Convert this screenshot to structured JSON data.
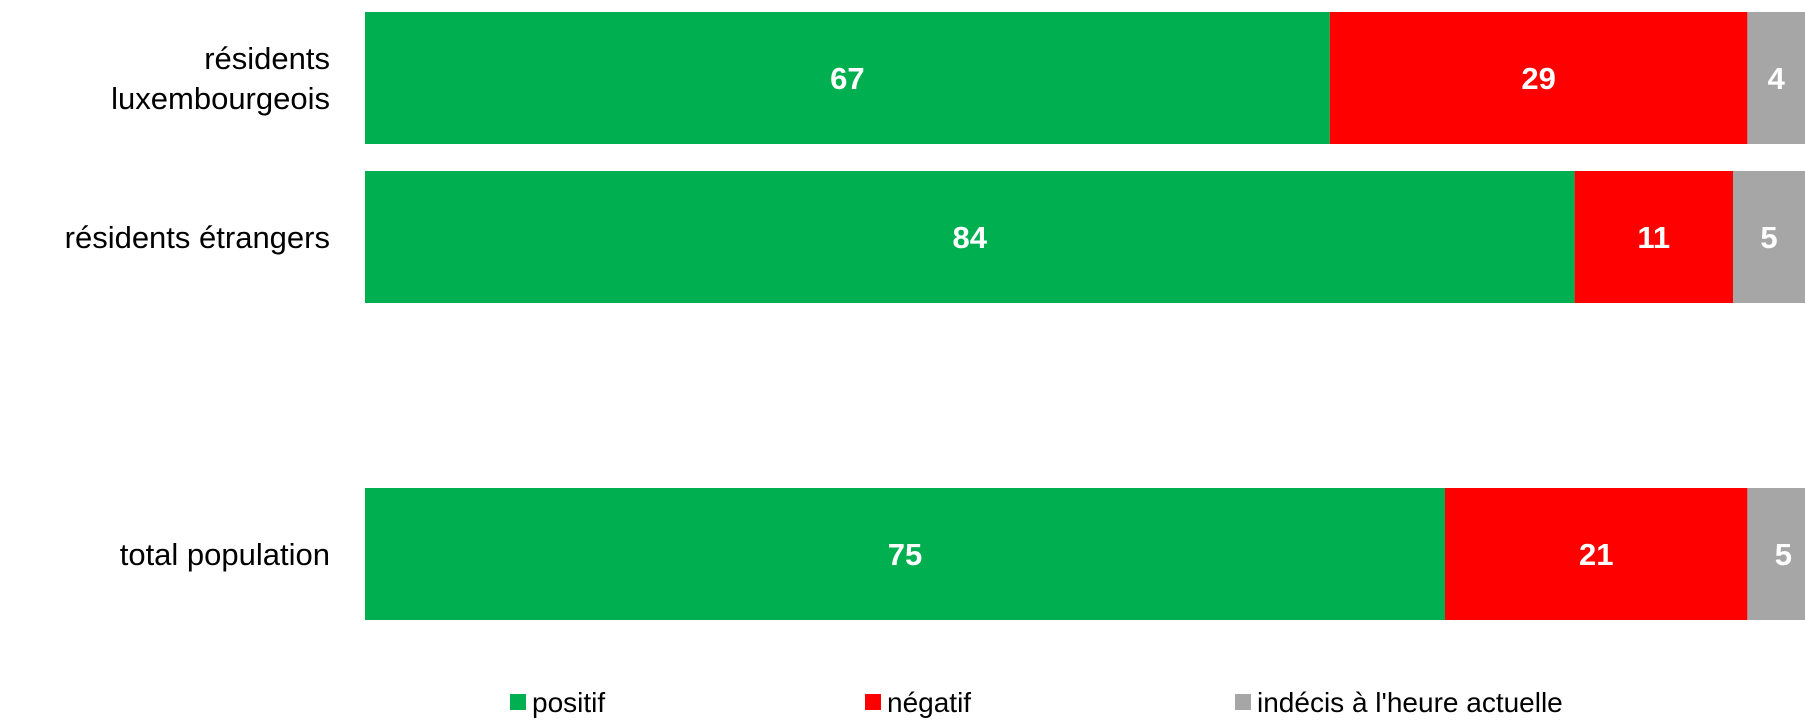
{
  "chart_data": {
    "type": "bar",
    "orientation": "horizontal",
    "stacked": true,
    "categories": [
      [
        "résidents",
        "luxembourgeois"
      ],
      [
        "résidents étrangers"
      ],
      [
        "total population"
      ]
    ],
    "series": [
      {
        "name": "positif",
        "color": "#00b050",
        "values": [
          67,
          84,
          75
        ]
      },
      {
        "name": "négatif",
        "color": "#ff0000",
        "values": [
          29,
          11,
          21
        ]
      },
      {
        "name": "indécis à l'heure actuelle",
        "color": "#a6a6a6",
        "values": [
          4,
          5,
          5
        ]
      }
    ],
    "xlim": [
      0,
      100
    ],
    "grid": false,
    "legend_position": "bottom"
  }
}
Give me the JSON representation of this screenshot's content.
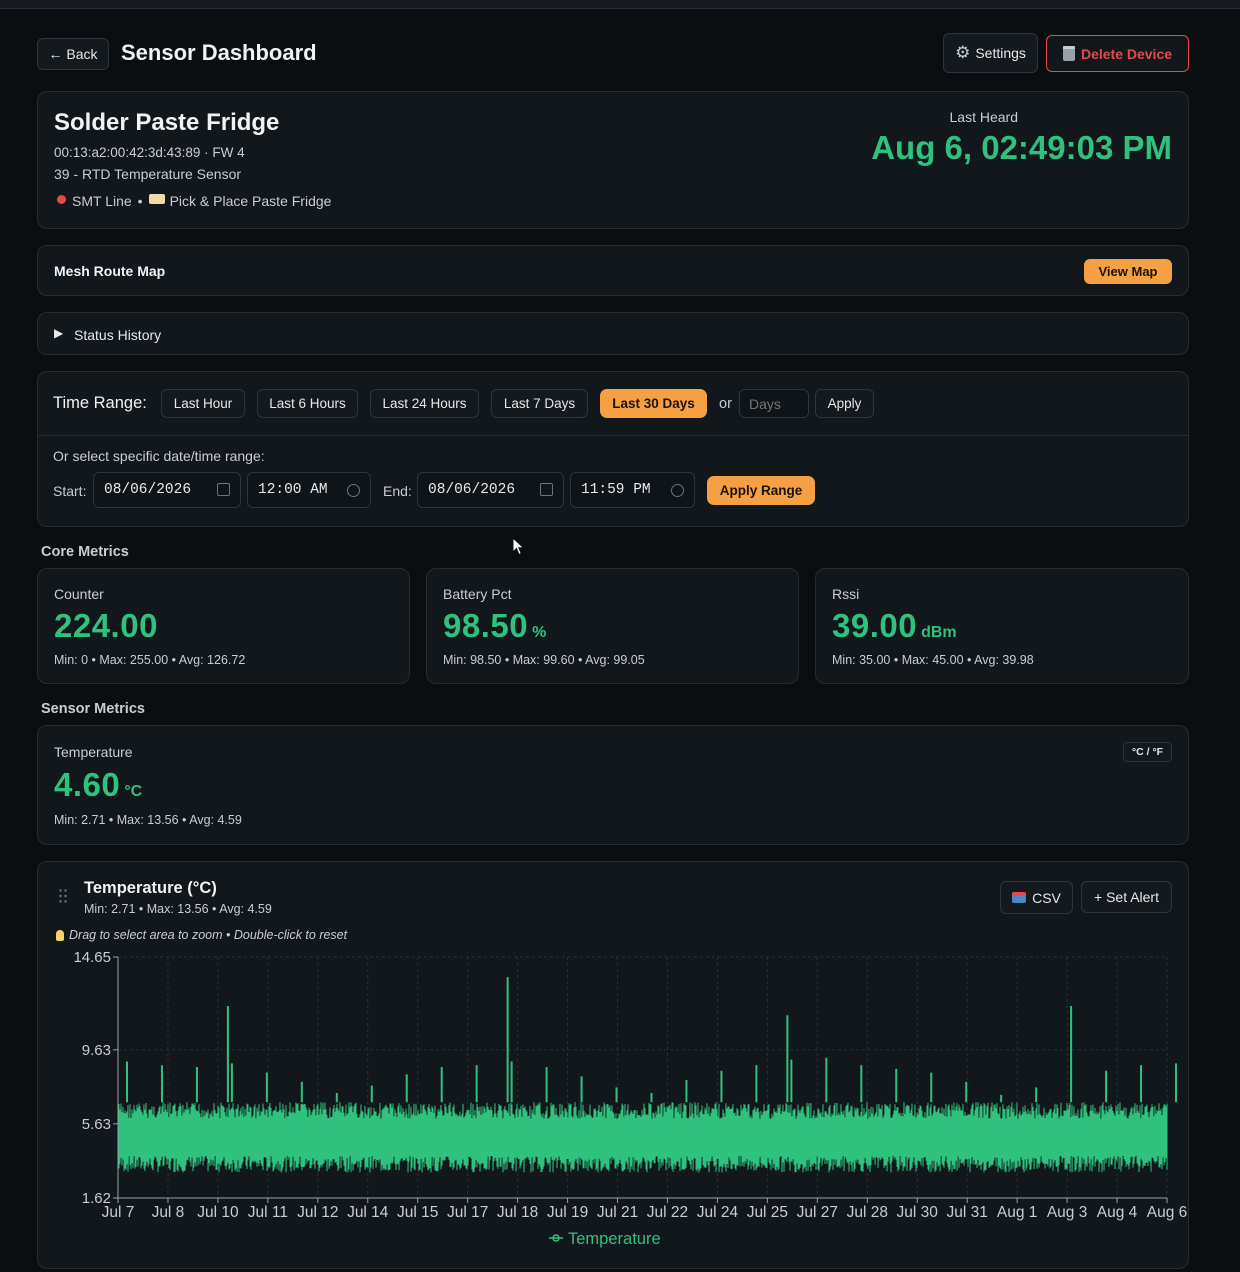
{
  "header": {
    "back_label": "← Back",
    "title": "Sensor Dashboard",
    "settings_label": "Settings",
    "delete_label": "Delete Device"
  },
  "device": {
    "name": "Solder Paste Fridge",
    "mac_fw": "00:13:a2:00:42:3d:43:89 · FW 4",
    "type": "39 - RTD Temperature Sensor",
    "location": "SMT Line",
    "separator": "•",
    "tag": "Pick & Place Paste Fridge",
    "last_heard_label": "Last Heard",
    "last_heard_value": "Aug 6, 02:49:03 PM"
  },
  "mesh": {
    "title": "Mesh Route Map",
    "button": "View Map"
  },
  "status_history": {
    "title": "Status History"
  },
  "time_range": {
    "label": "Time Range:",
    "options": [
      "Last Hour",
      "Last 6 Hours",
      "Last 24 Hours",
      "Last 7 Days",
      "Last 30 Days"
    ],
    "selected": "Last 30 Days",
    "or_label": "or",
    "days_placeholder": "Days",
    "apply_label": "Apply",
    "specific_label": "Or select specific date/time range:",
    "start_label": "Start:",
    "start_date": "08/06/2026",
    "start_time": "12:00 AM",
    "end_label": "End:",
    "end_date": "08/06/2026",
    "end_time": "11:59 PM",
    "apply_range_label": "Apply Range"
  },
  "core_metrics": {
    "title": "Core Metrics",
    "items": [
      {
        "label": "Counter",
        "value": "224.00",
        "unit": "",
        "stats": "Min: 0 • Max: 255.00 • Avg: 126.72"
      },
      {
        "label": "Battery Pct",
        "value": "98.50",
        "unit": "%",
        "stats": "Min: 98.50 • Max: 99.60 • Avg: 99.05"
      },
      {
        "label": "Rssi",
        "value": "39.00",
        "unit": "dBm",
        "stats": "Min: 35.00 • Max: 45.00 • Avg: 39.98"
      }
    ]
  },
  "sensor_metrics": {
    "title": "Sensor Metrics",
    "temperature": {
      "label": "Temperature",
      "value": "4.60",
      "unit": "°C",
      "stats": "Min: 2.71 • Max: 13.56 • Avg: 4.59",
      "toggle": "°C / °F"
    }
  },
  "chart_panel": {
    "title": "Temperature (°C)",
    "stats": "Min: 2.71 • Max: 13.56 • Avg: 4.59",
    "csv_label": "CSV",
    "alert_label": "+ Set Alert",
    "hint": "Drag to select area to zoom • Double-click to reset"
  },
  "colors": {
    "accent_green": "#2ec27e",
    "accent_orange": "#f5a043",
    "danger_red": "#e5484d"
  },
  "chart_data": {
    "type": "line",
    "title": "",
    "xlabel": "",
    "ylabel": "",
    "ylim": [
      1.62,
      14.65
    ],
    "y_ticks": [
      "14.65",
      "9.63",
      "5.63",
      "1.62"
    ],
    "x_ticks": [
      "Jul 7",
      "Jul 8",
      "Jul 10",
      "Jul 11",
      "Jul 12",
      "Jul 14",
      "Jul 15",
      "Jul 17",
      "Jul 18",
      "Jul 19",
      "Jul 21",
      "Jul 22",
      "Jul 24",
      "Jul 25",
      "Jul 27",
      "Jul 28",
      "Jul 30",
      "Jul 31",
      "Aug 1",
      "Aug 3",
      "Aug 4",
      "Aug 6"
    ],
    "x_range": [
      "Jul 7",
      "Aug 6"
    ],
    "grid": true,
    "legend": "bottom",
    "series": [
      {
        "name": "Temperature",
        "color": "#2ec27e",
        "baseline_range": [
          3.0,
          6.8
        ],
        "spikes": [
          {
            "x": "Jul 7",
            "y": 9.0
          },
          {
            "x": "Jul 8",
            "y": 8.8
          },
          {
            "x": "Jul 9",
            "y": 8.7
          },
          {
            "x": "Jul 10",
            "y": 8.9
          },
          {
            "x": "Jul 10",
            "y": 12.0
          },
          {
            "x": "Jul 11",
            "y": 8.4
          },
          {
            "x": "Jul 12",
            "y": 7.9
          },
          {
            "x": "Jul 13",
            "y": 7.3
          },
          {
            "x": "Jul 14",
            "y": 7.7
          },
          {
            "x": "Jul 15",
            "y": 8.3
          },
          {
            "x": "Jul 16",
            "y": 8.7
          },
          {
            "x": "Jul 17",
            "y": 8.8
          },
          {
            "x": "Jul 18",
            "y": 9.0
          },
          {
            "x": "Jul 18",
            "y": 13.56
          },
          {
            "x": "Jul 19",
            "y": 8.7
          },
          {
            "x": "Jul 20",
            "y": 8.2
          },
          {
            "x": "Jul 21",
            "y": 7.6
          },
          {
            "x": "Jul 22",
            "y": 7.3
          },
          {
            "x": "Jul 23",
            "y": 8.0
          },
          {
            "x": "Jul 24",
            "y": 8.5
          },
          {
            "x": "Jul 25",
            "y": 8.8
          },
          {
            "x": "Jul 26",
            "y": 9.1
          },
          {
            "x": "Jul 26",
            "y": 11.5
          },
          {
            "x": "Jul 27",
            "y": 9.2
          },
          {
            "x": "Jul 28",
            "y": 8.8
          },
          {
            "x": "Jul 29",
            "y": 8.6
          },
          {
            "x": "Jul 30",
            "y": 8.4
          },
          {
            "x": "Jul 31",
            "y": 7.9
          },
          {
            "x": "Aug 1",
            "y": 7.2
          },
          {
            "x": "Aug 2",
            "y": 7.6
          },
          {
            "x": "Aug 3",
            "y": 12.0
          },
          {
            "x": "Aug 4",
            "y": 8.5
          },
          {
            "x": "Aug 5",
            "y": 8.8
          },
          {
            "x": "Aug 6",
            "y": 8.9
          }
        ]
      }
    ]
  }
}
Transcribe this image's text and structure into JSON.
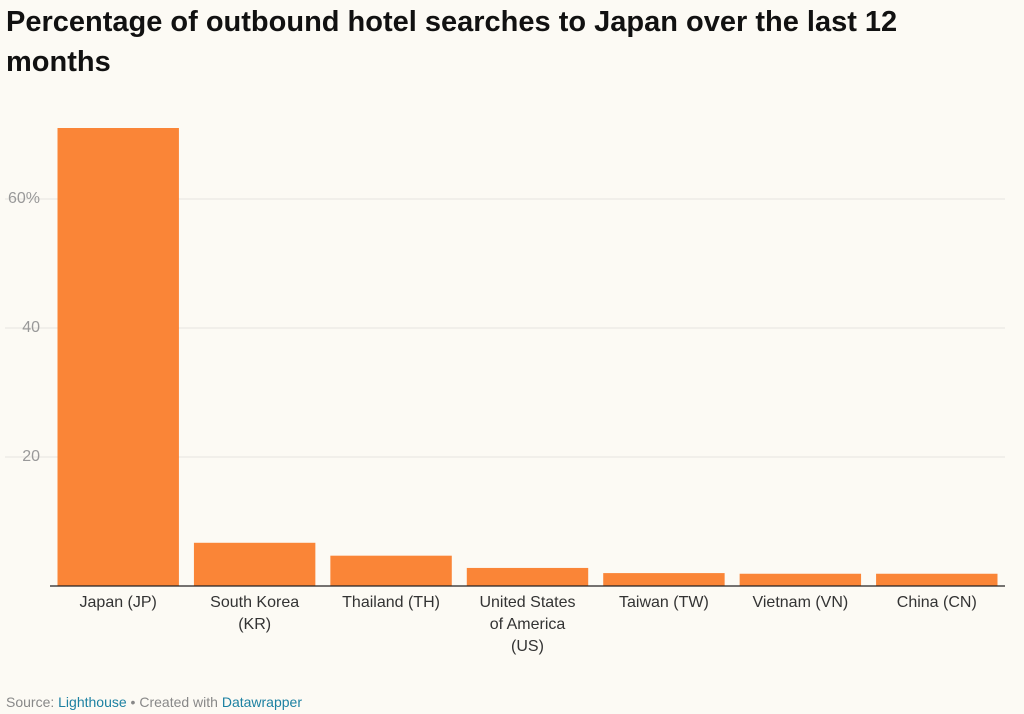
{
  "chart_data": {
    "type": "bar",
    "title": "Percentage of outbound hotel searches to Japan over the last 12 months",
    "categories": [
      "Japan (JP)",
      "South Korea (KR)",
      "Thailand (TH)",
      "United States of America (US)",
      "Taiwan (TW)",
      "Vietnam (VN)",
      "China (CN)"
    ],
    "values": [
      71,
      6.7,
      4.7,
      2.8,
      2.0,
      1.9,
      1.9
    ],
    "color": "#fa8537",
    "ylim": [
      0,
      71
    ],
    "yticks": [
      20,
      40,
      {
        "value": 60,
        "label": "60%"
      }
    ],
    "grid": true,
    "footer": {
      "source_label": "Source:",
      "source": "Lighthouse",
      "separator": "•",
      "credit": "Created with",
      "tool": "Datawrapper"
    }
  }
}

▶ _YOUR TASK_
Take the data above and repeat it exactly, leaving each picture out.

▶ _OUTPUT BELOW_
Convert this screenshot to structured JSON data.
{
  "chart_data": {
    "type": "bar",
    "orientation": "horizontal",
    "stacked": true,
    "categories": [
      [
        "résidents",
        "luxembourgeois"
      ],
      [
        "résidents étrangers"
      ],
      [
        "total population"
      ]
    ],
    "series": [
      {
        "name": "positif",
        "color": "#00b050",
        "values": [
          67,
          84,
          75
        ]
      },
      {
        "name": "négatif",
        "color": "#ff0000",
        "values": [
          29,
          11,
          21
        ]
      },
      {
        "name": "indécis à l'heure actuelle",
        "color": "#a6a6a6",
        "values": [
          4,
          5,
          5
        ]
      }
    ],
    "xlim": [
      0,
      100
    ],
    "grid": false,
    "legend_position": "bottom"
  }
}
Give me the JSON representation of this screenshot's content.
{
  "header": {
    "back_label": "← Back",
    "title": "Sensor Dashboard",
    "settings_label": "Settings",
    "delete_label": "Delete Device"
  },
  "device": {
    "name": "Solder Paste Fridge",
    "mac_fw": "00:13:a2:00:42:3d:43:89 · FW 4",
    "type": "39 - RTD Temperature Sensor",
    "location": "SMT Line",
    "separator": "•",
    "tag": "Pick & Place Paste Fridge",
    "last_heard_label": "Last Heard",
    "last_heard_value": "Aug 6, 02:49:03 PM"
  },
  "mesh": {
    "title": "Mesh Route Map",
    "button": "View Map"
  },
  "status_history": {
    "title": "Status History"
  },
  "time_range": {
    "label": "Time Range:",
    "options": [
      "Last Hour",
      "Last 6 Hours",
      "Last 24 Hours",
      "Last 7 Days",
      "Last 30 Days"
    ],
    "selected": "Last 30 Days",
    "or_label": "or",
    "days_placeholder": "Days",
    "apply_label": "Apply",
    "specific_label": "Or select specific date/time range:",
    "start_label": "Start:",
    "start_date": "08/06/2026",
    "start_time": "12:00 AM",
    "end_label": "End:",
    "end_date": "08/06/2026",
    "end_time": "11:59 PM",
    "apply_range_label": "Apply Range"
  },
  "core_metrics": {
    "title": "Core Metrics",
    "items": [
      {
        "label": "Counter",
        "value": "224.00",
        "unit": "",
        "stats": "Min: 0 • Max: 255.00 • Avg: 126.72"
      },
      {
        "label": "Battery Pct",
        "value": "98.50",
        "unit": "%",
        "stats": "Min: 98.50 • Max: 99.60 • Avg: 99.05"
      },
      {
        "label": "Rssi",
        "value": "39.00",
        "unit": "dBm",
        "stats": "Min: 35.00 • Max: 45.00 • Avg: 39.98"
      }
    ]
  },
  "sensor_metrics": {
    "title": "Sensor Metrics",
    "temperature": {
      "label": "Temperature",
      "value": "4.60",
      "unit": "°C",
      "stats": "Min: 2.71 • Max: 13.56 • Avg: 4.59",
      "toggle": "°C / °F"
    }
  },
  "chart_panel": {
    "title": "Temperature (°C)",
    "stats": "Min: 2.71 • Max: 13.56 • Avg: 4.59",
    "csv_label": "CSV",
    "alert_label": "+ Set Alert",
    "hint": "Drag to select area to zoom • Double-click to reset"
  },
  "colors": {
    "accent_green": "#2ec27e",
    "accent_orange": "#f5a043",
    "danger_red": "#e5484d"
  },
  "chart_data": {
    "type": "line",
    "title": "",
    "xlabel": "",
    "ylabel": "",
    "ylim": [
      1.62,
      14.65
    ],
    "y_ticks": [
      "14.65",
      "9.63",
      "5.63",
      "1.62"
    ],
    "x_ticks": [
      "Jul 7",
      "Jul 8",
      "Jul 10",
      "Jul 11",
      "Jul 12",
      "Jul 14",
      "Jul 15",
      "Jul 17",
      "Jul 18",
      "Jul 19",
      "Jul 21",
      "Jul 22",
      "Jul 24",
      "Jul 25",
      "Jul 27",
      "Jul 28",
      "Jul 30",
      "Jul 31",
      "Aug 1",
      "Aug 3",
      "Aug 4",
      "Aug 6"
    ],
    "x_range": [
      "Jul 7",
      "Aug 6"
    ],
    "grid": true,
    "legend": "bottom",
    "series": [
      {
        "name": "Temperature",
        "color": "#2ec27e",
        "baseline_range": [
          3.0,
          6.8
        ],
        "spikes": [
          {
            "x": "Jul 7",
            "y": 9.0
          },
          {
            "x": "Jul 8",
            "y": 8.8
          },
          {
            "x": "Jul 9",
            "y": 8.7
          },
          {
            "x": "Jul 10",
            "y": 8.9
          },
          {
            "x": "Jul 10",
            "y": 12.0
          },
          {
            "x": "Jul 11",
            "y": 8.4
          },
          {
            "x": "Jul 12",
            "y": 7.9
          },
          {
            "x": "Jul 13",
            "y": 7.3
          },
          {
            "x": "Jul 14",
            "y": 7.7
          },
          {
            "x": "Jul 15",
            "y": 8.3
          },
          {
            "x": "Jul 16",
            "y": 8.7
          },
          {
            "x": "Jul 17",
            "y": 8.8
          },
          {
            "x": "Jul 18",
            "y": 9.0
          },
          {
            "x": "Jul 18",
            "y": 13.56
          },
          {
            "x": "Jul 19",
            "y": 8.7
          },
          {
            "x": "Jul 20",
            "y": 8.2
          },
          {
            "x": "Jul 21",
            "y": 7.6
          },
          {
            "x": "Jul 22",
            "y": 7.3
          },
          {
            "x": "Jul 23",
            "y": 8.0
          },
          {
            "x": "Jul 24",
            "y": 8.5
          },
          {
            "x": "Jul 25",
            "y": 8.8
          },
          {
            "x": "Jul 26",
            "y": 9.1
          },
          {
            "x": "Jul 26",
            "y": 11.5
          },
          {
            "x": "Jul 27",
            "y": 9.2
          },
          {
            "x": "Jul 28",
            "y": 8.8
          },
          {
            "x": "Jul 29",
            "y": 8.6
          },
          {
            "x": "Jul 30",
            "y": 8.4
          },
          {
            "x": "Jul 31",
            "y": 7.9
          },
          {
            "x": "Aug 1",
            "y": 7.2
          },
          {
            "x": "Aug 2",
            "y": 7.6
          },
          {
            "x": "Aug 3",
            "y": 12.0
          },
          {
            "x": "Aug 4",
            "y": 8.5
          },
          {
            "x": "Aug 5",
            "y": 8.8
          },
          {
            "x": "Aug 6",
            "y": 8.9
          }
        ]
      }
    ]
  }
}
Transcribe this image's text and structure into JSON.
{
  "chart_data": {
    "type": "bar",
    "title": "Percentage of outbound hotel searches to Japan over the last 12 months",
    "categories": [
      "Japan (JP)",
      "South Korea (KR)",
      "Thailand (TH)",
      "United States of America (US)",
      "Taiwan (TW)",
      "Vietnam (VN)",
      "China (CN)"
    ],
    "values": [
      71,
      6.7,
      4.7,
      2.8,
      2.0,
      1.9,
      1.9
    ],
    "color": "#fa8537",
    "ylim": [
      0,
      71
    ],
    "yticks": [
      20,
      40,
      {
        "value": 60,
        "label": "60%"
      }
    ],
    "grid": true,
    "footer": {
      "source_label": "Source:",
      "source": "Lighthouse",
      "separator": "•",
      "credit": "Created with",
      "tool": "Datawrapper"
    }
  }
}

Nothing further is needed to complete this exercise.